Where does the string "PAGAMENTOS" appear? Copy every line of the entries below that holds it.

Stored entries:
[Begin]

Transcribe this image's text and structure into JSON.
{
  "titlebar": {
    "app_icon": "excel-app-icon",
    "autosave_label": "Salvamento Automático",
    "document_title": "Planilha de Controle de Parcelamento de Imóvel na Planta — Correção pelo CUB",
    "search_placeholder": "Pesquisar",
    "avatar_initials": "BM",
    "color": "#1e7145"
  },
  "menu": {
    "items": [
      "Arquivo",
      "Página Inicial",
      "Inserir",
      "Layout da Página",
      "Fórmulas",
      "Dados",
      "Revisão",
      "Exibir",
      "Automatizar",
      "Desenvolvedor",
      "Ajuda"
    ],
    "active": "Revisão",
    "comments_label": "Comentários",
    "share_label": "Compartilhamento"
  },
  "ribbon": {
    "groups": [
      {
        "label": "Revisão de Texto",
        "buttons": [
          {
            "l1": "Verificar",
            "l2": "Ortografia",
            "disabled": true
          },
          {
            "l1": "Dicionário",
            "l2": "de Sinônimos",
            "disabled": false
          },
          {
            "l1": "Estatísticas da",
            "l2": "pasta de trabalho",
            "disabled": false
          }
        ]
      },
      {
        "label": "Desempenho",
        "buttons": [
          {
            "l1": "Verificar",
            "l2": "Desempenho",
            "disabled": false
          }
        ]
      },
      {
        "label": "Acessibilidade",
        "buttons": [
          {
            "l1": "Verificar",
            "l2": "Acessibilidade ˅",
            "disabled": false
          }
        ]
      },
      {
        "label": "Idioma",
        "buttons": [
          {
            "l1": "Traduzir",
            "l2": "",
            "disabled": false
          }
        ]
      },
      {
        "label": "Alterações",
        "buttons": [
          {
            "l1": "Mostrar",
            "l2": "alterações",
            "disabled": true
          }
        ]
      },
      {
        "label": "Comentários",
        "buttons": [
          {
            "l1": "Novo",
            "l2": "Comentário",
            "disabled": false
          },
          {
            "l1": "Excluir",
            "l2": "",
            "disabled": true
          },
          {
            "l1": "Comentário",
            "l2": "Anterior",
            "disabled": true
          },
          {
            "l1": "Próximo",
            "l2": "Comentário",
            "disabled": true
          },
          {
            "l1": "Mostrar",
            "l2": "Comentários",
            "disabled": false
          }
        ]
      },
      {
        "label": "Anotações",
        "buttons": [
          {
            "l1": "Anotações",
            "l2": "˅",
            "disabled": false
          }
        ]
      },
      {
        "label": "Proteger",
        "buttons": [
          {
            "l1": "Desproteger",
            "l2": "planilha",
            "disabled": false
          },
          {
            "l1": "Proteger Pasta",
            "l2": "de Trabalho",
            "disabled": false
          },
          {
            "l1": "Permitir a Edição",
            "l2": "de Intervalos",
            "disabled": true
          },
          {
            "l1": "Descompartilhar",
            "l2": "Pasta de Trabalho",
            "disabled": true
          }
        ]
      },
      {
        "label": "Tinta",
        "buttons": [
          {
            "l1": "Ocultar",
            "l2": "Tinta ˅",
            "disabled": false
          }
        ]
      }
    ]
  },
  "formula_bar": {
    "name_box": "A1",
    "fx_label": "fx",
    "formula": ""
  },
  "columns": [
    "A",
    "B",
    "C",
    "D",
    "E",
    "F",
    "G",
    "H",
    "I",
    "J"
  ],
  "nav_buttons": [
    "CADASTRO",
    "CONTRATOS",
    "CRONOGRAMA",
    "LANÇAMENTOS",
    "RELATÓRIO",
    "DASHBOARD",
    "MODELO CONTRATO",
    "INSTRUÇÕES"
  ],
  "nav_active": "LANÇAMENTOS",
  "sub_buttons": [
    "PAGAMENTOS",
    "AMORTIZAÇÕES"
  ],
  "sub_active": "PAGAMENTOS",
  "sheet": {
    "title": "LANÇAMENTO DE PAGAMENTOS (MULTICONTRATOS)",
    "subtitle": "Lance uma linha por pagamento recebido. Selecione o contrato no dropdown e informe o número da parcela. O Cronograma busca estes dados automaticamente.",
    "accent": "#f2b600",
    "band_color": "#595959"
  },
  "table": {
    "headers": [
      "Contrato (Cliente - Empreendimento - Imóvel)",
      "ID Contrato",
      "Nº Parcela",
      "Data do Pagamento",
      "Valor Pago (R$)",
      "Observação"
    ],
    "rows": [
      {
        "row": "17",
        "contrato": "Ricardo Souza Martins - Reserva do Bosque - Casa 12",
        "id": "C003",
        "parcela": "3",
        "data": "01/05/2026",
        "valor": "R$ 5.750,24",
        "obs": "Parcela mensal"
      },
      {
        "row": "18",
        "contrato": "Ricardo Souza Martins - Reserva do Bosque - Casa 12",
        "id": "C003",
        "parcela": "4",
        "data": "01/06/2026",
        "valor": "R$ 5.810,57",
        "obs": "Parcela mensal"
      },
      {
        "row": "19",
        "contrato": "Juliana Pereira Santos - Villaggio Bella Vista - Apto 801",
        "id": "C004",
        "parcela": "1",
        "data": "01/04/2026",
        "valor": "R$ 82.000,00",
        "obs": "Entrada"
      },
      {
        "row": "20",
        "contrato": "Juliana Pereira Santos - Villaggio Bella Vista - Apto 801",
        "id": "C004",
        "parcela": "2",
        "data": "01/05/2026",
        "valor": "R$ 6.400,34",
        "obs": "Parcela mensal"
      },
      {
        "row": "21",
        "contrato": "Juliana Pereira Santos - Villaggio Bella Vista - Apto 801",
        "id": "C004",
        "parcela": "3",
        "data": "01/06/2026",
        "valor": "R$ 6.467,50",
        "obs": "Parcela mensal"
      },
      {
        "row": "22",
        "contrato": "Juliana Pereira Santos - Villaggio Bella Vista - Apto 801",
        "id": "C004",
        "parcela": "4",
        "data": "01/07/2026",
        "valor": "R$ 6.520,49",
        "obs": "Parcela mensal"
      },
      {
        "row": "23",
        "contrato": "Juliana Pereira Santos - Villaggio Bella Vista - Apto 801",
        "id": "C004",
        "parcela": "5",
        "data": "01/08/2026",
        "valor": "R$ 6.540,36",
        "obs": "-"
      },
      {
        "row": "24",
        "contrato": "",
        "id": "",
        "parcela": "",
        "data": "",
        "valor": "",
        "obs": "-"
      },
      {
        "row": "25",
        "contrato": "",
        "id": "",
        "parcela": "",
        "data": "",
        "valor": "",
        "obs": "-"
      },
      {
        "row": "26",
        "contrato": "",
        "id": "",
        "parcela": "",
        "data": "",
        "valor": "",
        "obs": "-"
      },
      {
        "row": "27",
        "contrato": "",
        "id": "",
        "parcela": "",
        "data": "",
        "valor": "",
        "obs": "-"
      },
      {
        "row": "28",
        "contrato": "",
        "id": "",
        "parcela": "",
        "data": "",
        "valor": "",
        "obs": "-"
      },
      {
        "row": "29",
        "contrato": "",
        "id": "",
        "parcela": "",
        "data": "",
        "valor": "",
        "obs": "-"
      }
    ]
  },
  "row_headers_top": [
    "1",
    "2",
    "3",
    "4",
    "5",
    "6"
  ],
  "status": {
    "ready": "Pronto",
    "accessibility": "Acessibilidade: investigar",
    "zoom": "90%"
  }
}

[End]

The result:
    "PAGAMENTOS",
  "sub_active": "PAGAMENTOS",
    "title": "LANÇAMENTO DE PAGAMENTOS (MULTICONTRATOS)",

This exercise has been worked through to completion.